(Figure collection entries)
----------------------------------------
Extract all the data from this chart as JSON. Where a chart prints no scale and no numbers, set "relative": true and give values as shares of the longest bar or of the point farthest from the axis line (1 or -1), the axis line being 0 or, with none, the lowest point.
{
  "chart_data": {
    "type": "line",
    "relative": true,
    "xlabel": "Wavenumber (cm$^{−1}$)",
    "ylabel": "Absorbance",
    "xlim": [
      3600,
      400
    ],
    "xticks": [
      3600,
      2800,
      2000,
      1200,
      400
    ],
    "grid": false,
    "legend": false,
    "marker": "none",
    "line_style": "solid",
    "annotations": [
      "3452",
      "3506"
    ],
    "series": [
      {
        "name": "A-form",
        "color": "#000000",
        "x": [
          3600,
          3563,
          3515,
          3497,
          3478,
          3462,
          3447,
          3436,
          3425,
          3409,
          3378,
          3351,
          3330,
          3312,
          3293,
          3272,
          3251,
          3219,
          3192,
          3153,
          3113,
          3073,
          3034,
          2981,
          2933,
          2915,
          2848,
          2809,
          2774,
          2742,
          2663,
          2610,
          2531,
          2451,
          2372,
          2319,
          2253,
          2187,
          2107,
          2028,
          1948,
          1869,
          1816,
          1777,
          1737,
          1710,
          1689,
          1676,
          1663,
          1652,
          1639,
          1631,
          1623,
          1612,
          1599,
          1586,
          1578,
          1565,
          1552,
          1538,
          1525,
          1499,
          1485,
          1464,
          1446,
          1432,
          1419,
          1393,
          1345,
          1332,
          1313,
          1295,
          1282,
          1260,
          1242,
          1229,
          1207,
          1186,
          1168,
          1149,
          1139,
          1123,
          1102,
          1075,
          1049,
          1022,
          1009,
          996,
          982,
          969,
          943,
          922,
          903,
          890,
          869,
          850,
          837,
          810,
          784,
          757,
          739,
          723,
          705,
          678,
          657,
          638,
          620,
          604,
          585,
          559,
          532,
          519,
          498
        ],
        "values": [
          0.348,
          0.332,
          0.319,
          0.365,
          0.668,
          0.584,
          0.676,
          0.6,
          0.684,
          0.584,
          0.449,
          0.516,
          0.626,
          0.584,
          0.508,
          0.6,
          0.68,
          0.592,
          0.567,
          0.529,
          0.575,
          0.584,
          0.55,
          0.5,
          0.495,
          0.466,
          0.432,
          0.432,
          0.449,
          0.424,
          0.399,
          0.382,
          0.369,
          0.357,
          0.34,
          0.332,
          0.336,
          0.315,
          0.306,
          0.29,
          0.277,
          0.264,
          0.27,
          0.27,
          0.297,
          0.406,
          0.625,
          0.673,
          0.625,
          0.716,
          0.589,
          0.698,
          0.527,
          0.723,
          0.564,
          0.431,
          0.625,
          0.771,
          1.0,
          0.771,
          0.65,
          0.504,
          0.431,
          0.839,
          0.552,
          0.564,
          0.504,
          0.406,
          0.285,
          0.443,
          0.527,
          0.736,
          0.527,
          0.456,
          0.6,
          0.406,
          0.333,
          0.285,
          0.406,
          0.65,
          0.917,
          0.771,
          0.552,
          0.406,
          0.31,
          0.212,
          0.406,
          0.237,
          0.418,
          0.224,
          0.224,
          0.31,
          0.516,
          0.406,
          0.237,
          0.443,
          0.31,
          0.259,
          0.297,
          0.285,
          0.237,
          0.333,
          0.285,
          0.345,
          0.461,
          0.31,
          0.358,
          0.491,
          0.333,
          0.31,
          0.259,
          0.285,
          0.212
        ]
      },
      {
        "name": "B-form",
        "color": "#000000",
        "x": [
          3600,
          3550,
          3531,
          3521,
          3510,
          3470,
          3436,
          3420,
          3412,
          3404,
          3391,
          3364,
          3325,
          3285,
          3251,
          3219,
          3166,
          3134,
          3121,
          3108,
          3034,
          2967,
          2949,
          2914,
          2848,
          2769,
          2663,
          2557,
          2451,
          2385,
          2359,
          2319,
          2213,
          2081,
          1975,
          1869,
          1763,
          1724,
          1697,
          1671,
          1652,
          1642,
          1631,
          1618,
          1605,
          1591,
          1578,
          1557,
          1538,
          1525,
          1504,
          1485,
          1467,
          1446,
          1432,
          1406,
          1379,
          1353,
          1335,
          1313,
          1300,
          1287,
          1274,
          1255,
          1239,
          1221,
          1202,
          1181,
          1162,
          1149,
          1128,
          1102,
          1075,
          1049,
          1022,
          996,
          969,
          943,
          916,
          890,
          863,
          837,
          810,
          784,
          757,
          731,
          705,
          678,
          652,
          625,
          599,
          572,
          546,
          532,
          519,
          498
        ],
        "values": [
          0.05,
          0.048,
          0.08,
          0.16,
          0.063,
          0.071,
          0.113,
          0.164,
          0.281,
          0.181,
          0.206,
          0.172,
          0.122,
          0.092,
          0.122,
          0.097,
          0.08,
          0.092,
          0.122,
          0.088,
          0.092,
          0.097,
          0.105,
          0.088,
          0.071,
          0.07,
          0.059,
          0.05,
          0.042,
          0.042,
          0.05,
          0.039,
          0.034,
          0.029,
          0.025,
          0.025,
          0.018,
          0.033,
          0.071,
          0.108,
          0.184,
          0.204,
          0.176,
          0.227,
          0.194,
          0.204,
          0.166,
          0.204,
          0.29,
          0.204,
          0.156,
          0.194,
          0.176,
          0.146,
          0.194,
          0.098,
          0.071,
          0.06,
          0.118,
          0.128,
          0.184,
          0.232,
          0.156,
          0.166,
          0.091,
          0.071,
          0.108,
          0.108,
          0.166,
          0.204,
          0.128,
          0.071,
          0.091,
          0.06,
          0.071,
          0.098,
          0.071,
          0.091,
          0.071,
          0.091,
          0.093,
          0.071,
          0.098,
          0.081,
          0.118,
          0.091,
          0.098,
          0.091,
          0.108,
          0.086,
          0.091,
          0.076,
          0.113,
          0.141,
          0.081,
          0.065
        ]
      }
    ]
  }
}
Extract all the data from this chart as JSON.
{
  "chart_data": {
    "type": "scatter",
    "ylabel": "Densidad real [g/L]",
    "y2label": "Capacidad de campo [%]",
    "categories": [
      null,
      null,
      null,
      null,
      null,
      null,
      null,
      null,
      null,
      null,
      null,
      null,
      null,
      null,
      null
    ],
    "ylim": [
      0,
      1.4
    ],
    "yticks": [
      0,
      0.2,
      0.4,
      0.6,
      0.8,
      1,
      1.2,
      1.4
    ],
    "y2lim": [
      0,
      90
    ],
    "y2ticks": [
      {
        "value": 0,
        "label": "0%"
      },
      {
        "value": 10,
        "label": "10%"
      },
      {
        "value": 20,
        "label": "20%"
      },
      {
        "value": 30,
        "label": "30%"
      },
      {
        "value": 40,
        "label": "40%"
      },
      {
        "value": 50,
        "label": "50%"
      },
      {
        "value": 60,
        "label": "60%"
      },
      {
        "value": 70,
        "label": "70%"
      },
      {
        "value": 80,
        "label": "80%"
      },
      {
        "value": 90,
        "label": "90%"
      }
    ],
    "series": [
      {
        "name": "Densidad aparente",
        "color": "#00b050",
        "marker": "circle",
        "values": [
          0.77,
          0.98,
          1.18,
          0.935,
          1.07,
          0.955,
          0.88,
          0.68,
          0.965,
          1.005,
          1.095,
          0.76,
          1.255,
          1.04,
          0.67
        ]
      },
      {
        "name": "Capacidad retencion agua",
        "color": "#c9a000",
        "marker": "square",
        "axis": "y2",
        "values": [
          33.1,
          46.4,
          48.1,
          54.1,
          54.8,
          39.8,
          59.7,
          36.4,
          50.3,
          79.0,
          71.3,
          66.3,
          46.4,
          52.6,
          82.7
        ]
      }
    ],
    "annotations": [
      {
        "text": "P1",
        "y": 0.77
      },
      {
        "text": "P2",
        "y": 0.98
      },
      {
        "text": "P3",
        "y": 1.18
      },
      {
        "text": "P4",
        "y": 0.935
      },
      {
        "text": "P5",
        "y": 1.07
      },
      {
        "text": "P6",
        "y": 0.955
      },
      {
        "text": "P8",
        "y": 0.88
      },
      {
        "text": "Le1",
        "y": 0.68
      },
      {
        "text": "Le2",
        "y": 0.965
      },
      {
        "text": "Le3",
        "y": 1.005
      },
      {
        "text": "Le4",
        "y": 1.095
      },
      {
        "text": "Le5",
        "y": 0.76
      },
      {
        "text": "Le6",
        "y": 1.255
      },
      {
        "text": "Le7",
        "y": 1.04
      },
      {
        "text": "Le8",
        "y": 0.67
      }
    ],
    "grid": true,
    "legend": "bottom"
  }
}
----------------------------------------
▶ **Do this**
Set out every line from the material that contains the string "ylabel".

▶ **Complete response**
    "ylabel": "Absorbance",
    "ylabel": "Densidad real [g/L]",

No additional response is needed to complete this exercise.